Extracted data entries
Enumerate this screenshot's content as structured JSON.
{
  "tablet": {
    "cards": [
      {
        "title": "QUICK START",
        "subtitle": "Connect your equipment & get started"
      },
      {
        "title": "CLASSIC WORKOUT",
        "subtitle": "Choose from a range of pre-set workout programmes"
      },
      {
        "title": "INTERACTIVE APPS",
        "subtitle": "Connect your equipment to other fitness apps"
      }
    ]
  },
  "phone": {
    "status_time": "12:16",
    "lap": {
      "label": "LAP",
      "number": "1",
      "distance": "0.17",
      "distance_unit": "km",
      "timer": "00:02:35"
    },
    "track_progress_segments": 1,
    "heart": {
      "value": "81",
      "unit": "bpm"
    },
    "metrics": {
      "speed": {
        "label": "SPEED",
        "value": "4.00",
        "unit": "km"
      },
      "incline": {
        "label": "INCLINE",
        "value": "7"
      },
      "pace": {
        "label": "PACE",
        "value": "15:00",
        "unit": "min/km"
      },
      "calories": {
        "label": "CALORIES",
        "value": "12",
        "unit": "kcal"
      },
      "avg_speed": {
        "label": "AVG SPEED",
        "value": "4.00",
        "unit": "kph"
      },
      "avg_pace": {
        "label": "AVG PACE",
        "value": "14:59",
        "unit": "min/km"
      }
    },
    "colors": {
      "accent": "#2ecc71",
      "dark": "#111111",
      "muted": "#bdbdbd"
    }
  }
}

**Your objective:** Gather up, from the records above, each line where the word "label" appears.

**Answer:**
      "label": "LAP",
        "label": "SPEED",
        "label": "INCLINE",
        "label": "PACE",
        "label": "CALORIES",
        "label": "AVG SPEED",
        "label": "AVG PACE",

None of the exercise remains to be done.